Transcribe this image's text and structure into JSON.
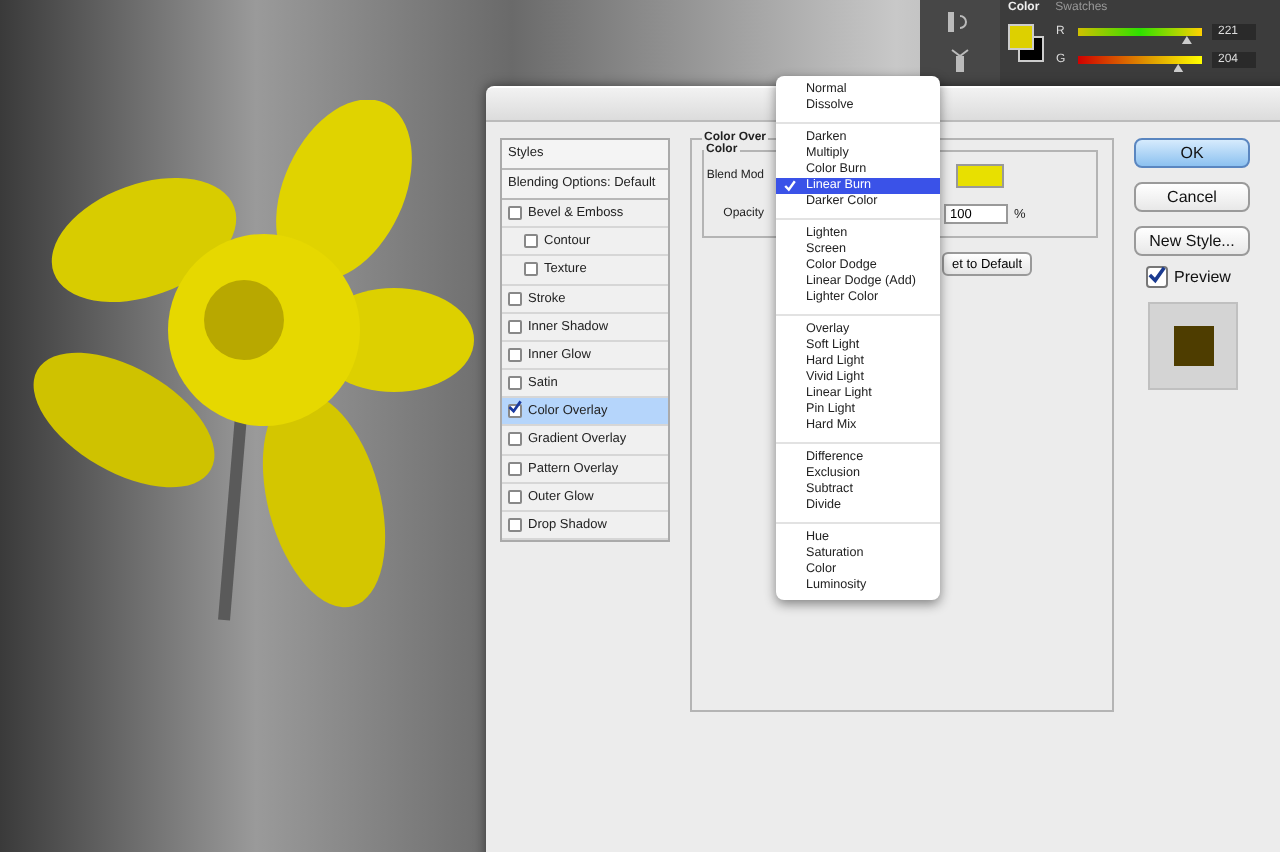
{
  "color_panel": {
    "tabs": [
      {
        "label": "Color",
        "selected": true
      },
      {
        "label": "Swatches",
        "selected": false
      }
    ],
    "channels": [
      {
        "label": "R",
        "value": "221",
        "level": 0.87
      },
      {
        "label": "G",
        "value": "204",
        "level": 0.8
      }
    ]
  },
  "styles_panel": {
    "header": "Styles",
    "blending_options": "Blending Options: Default",
    "effects": [
      {
        "label": "Bevel & Emboss",
        "checked": false,
        "selected": false,
        "children": [
          {
            "label": "Contour",
            "checked": false,
            "selected": false
          },
          {
            "label": "Texture",
            "checked": false,
            "selected": false
          }
        ]
      },
      {
        "label": "Stroke",
        "checked": false,
        "selected": false
      },
      {
        "label": "Inner Shadow",
        "checked": false,
        "selected": false
      },
      {
        "label": "Inner Glow",
        "checked": false,
        "selected": false
      },
      {
        "label": "Satin",
        "checked": false,
        "selected": false
      },
      {
        "label": "Color Overlay",
        "checked": true,
        "selected": true
      },
      {
        "label": "Gradient Overlay",
        "checked": false,
        "selected": false
      },
      {
        "label": "Pattern Overlay",
        "checked": false,
        "selected": false
      },
      {
        "label": "Outer Glow",
        "checked": false,
        "selected": false
      },
      {
        "label": "Drop Shadow",
        "checked": false,
        "selected": false
      }
    ]
  },
  "overlay_panel": {
    "title": "Color Over",
    "group_title": "Color",
    "blend_mode_label": "Blend Mod",
    "opacity_label": "Opacity",
    "opacity_value": "100",
    "opacity_unit": "%",
    "reset_button": "et to Default"
  },
  "buttons": [
    {
      "label": "OK",
      "default": true
    },
    {
      "label": "Cancel",
      "default": false
    },
    {
      "label": "New Style...",
      "default": false
    }
  ],
  "preview": {
    "label": "Preview",
    "checked": true
  },
  "blend_menu": {
    "groups": [
      {
        "items": [
          {
            "label": "Normal",
            "selected": false
          },
          {
            "label": "Dissolve",
            "selected": false
          }
        ]
      },
      {
        "items": [
          {
            "label": "Darken",
            "selected": false
          },
          {
            "label": "Multiply",
            "selected": false
          },
          {
            "label": "Color Burn",
            "selected": false
          },
          {
            "label": "Linear Burn",
            "selected": true
          },
          {
            "label": "Darker Color",
            "selected": false
          }
        ]
      },
      {
        "items": [
          {
            "label": "Lighten",
            "selected": false
          },
          {
            "label": "Screen",
            "selected": false
          },
          {
            "label": "Color Dodge",
            "selected": false
          },
          {
            "label": "Linear Dodge (Add)",
            "selected": false
          },
          {
            "label": "Lighter Color",
            "selected": false
          }
        ]
      },
      {
        "items": [
          {
            "label": "Overlay",
            "selected": false
          },
          {
            "label": "Soft Light",
            "selected": false
          },
          {
            "label": "Hard Light",
            "selected": false
          },
          {
            "label": "Vivid Light",
            "selected": false
          },
          {
            "label": "Linear Light",
            "selected": false
          },
          {
            "label": "Pin Light",
            "selected": false
          },
          {
            "label": "Hard Mix",
            "selected": false
          }
        ]
      },
      {
        "items": [
          {
            "label": "Difference",
            "selected": false
          },
          {
            "label": "Exclusion",
            "selected": false
          },
          {
            "label": "Subtract",
            "selected": false
          },
          {
            "label": "Divide",
            "selected": false
          }
        ]
      },
      {
        "items": [
          {
            "label": "Hue",
            "selected": false
          },
          {
            "label": "Saturation",
            "selected": false
          },
          {
            "label": "Color",
            "selected": false
          },
          {
            "label": "Luminosity",
            "selected": false
          }
        ]
      }
    ]
  }
}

====================

- _AIM OF THE EXERCISE_: Set the pictures aside and transcribe the data above exactly.

- _OUTPUT OF THE EXERCISE_:
Transcribe this image's text and structure into JSON.
{
  "color_panel": {
    "tabs": [
      {
        "label": "Color",
        "selected": true
      },
      {
        "label": "Swatches",
        "selected": false
      }
    ],
    "channels": [
      {
        "label": "R",
        "value": "221",
        "level": 0.87
      },
      {
        "label": "G",
        "value": "204",
        "level": 0.8
      }
    ]
  },
  "styles_panel": {
    "header": "Styles",
    "blending_options": "Blending Options: Default",
    "effects": [
      {
        "label": "Bevel & Emboss",
        "checked": false,
        "selected": false,
        "children": [
          {
            "label": "Contour",
            "checked": false,
            "selected": false
          },
          {
            "label": "Texture",
            "checked": false,
            "selected": false
          }
        ]
      },
      {
        "label": "Stroke",
        "checked": false,
        "selected": false
      },
      {
        "label": "Inner Shadow",
        "checked": false,
        "selected": false
      },
      {
        "label": "Inner Glow",
        "checked": false,
        "selected": false
      },
      {
        "label": "Satin",
        "checked": false,
        "selected": false
      },
      {
        "label": "Color Overlay",
        "checked": true,
        "selected": true
      },
      {
        "label": "Gradient Overlay",
        "checked": false,
        "selected": false
      },
      {
        "label": "Pattern Overlay",
        "checked": false,
        "selected": false
      },
      {
        "label": "Outer Glow",
        "checked": false,
        "selected": false
      },
      {
        "label": "Drop Shadow",
        "checked": false,
        "selected": false
      }
    ]
  },
  "overlay_panel": {
    "title": "Color Over",
    "group_title": "Color",
    "blend_mode_label": "Blend Mod",
    "opacity_label": "Opacity",
    "opacity_value": "100",
    "opacity_unit": "%",
    "reset_button": "et to Default"
  },
  "buttons": [
    {
      "label": "OK",
      "default": true
    },
    {
      "label": "Cancel",
      "default": false
    },
    {
      "label": "New Style...",
      "default": false
    }
  ],
  "preview": {
    "label": "Preview",
    "checked": true
  },
  "blend_menu": {
    "groups": [
      {
        "items": [
          {
            "label": "Normal",
            "selected": false
          },
          {
            "label": "Dissolve",
            "selected": false
          }
        ]
      },
      {
        "items": [
          {
            "label": "Darken",
            "selected": false
          },
          {
            "label": "Multiply",
            "selected": false
          },
          {
            "label": "Color Burn",
            "selected": false
          },
          {
            "label": "Linear Burn",
            "selected": true
          },
          {
            "label": "Darker Color",
            "selected": false
          }
        ]
      },
      {
        "items": [
          {
            "label": "Lighten",
            "selected": false
          },
          {
            "label": "Screen",
            "selected": false
          },
          {
            "label": "Color Dodge",
            "selected": false
          },
          {
            "label": "Linear Dodge (Add)",
            "selected": false
          },
          {
            "label": "Lighter Color",
            "selected": false
          }
        ]
      },
      {
        "items": [
          {
            "label": "Overlay",
            "selected": false
          },
          {
            "label": "Soft Light",
            "selected": false
          },
          {
            "label": "Hard Light",
            "selected": false
          },
          {
            "label": "Vivid Light",
            "selected": false
          },
          {
            "label": "Linear Light",
            "selected": false
          },
          {
            "label": "Pin Light",
            "selected": false
          },
          {
            "label": "Hard Mix",
            "selected": false
          }
        ]
      },
      {
        "items": [
          {
            "label": "Difference",
            "selected": false
          },
          {
            "label": "Exclusion",
            "selected": false
          },
          {
            "label": "Subtract",
            "selected": false
          },
          {
            "label": "Divide",
            "selected": false
          }
        ]
      },
      {
        "items": [
          {
            "label": "Hue",
            "selected": false
          },
          {
            "label": "Saturation",
            "selected": false
          },
          {
            "label": "Color",
            "selected": false
          },
          {
            "label": "Luminosity",
            "selected": false
          }
        ]
      }
    ]
  }
}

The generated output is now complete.